** START **

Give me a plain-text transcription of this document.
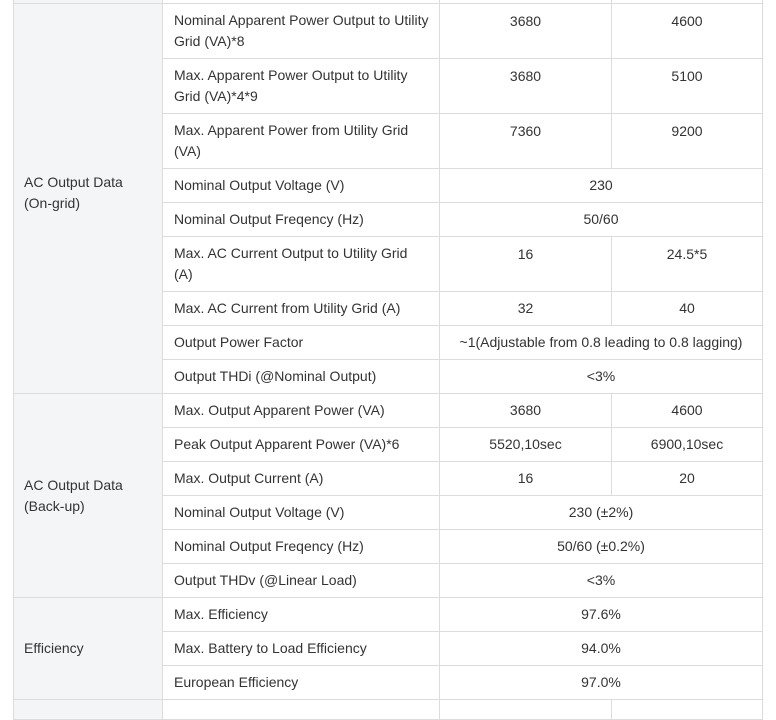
AC Output Data
(On-grid)	Nominal Apparent Power Output to Utility Grid (VA)*8	3680	4600
	Max. Apparent Power Output to Utility Grid (VA)*4*9	3680	5100
	Max. Apparent Power from Utility Grid (VA)	7360	9200
	Nominal Output Voltage (V)	230	
	Nominal Output Freqency (Hz)	50/60	
	Max. AC Current Output to Utility Grid (A)	16	24.5*5
	Max. AC Current from Utility Grid (A)	32	40
	Output Power Factor	~1(Adjustable from 0.8 leading to 0.8 lagging)	
	Output THDi (@Nominal Output)	<3%	
AC Output Data
(Back-up)	Max. Output Apparent Power (VA)	3680	4600
	Peak Output Apparent Power (VA)*6	5520,10sec	6900,10sec
	Max. Output Current (A)	16	20
	Nominal Output Voltage (V)	230 (±2%)	
	Nominal Output Freqency (Hz)	50/60 (±0.2%)	
	Output THDv (@Linear Load)	<3%	
Efficiency	Max. Efficiency	97.6%	
	Max. Battery to Load Efficiency	94.0%	
	European Efficiency	97.0%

** END **

_Task to carry out:_ Above are records to transcribe exactly; leave their pictures out.

_Solution to this exercise:_
Give me a plain-text transcription of this document.
AC Output Data
(On-grid)	Nominal Apparent Power Output to Utility Grid (VA)*8	3680	4600
	Max. Apparent Power Output to Utility Grid (VA)*4*9	3680	5100
	Max. Apparent Power from Utility Grid (VA)	7360	9200
	Nominal Output Voltage (V)	230	
	Nominal Output Freqency (Hz)	50/60	
	Max. AC Current Output to Utility Grid (A)	16	24.5*5
	Max. AC Current from Utility Grid (A)	32	40
	Output Power Factor	~1(Adjustable from 0.8 leading to 0.8 lagging)	
	Output THDi (@Nominal Output)	<3%	
AC Output Data
(Back-up)	Max. Output Apparent Power (VA)	3680	4600
	Peak Output Apparent Power (VA)*6	5520,10sec	6900,10sec
	Max. Output Current (A)	16	20
	Nominal Output Voltage (V)	230 (±2%)	
	Nominal Output Freqency (Hz)	50/60 (±0.2%)	
	Output THDv (@Linear Load)	<3%	
Efficiency	Max. Efficiency	97.6%	
	Max. Battery to Load Efficiency	94.0%	
	European Efficiency	97.0%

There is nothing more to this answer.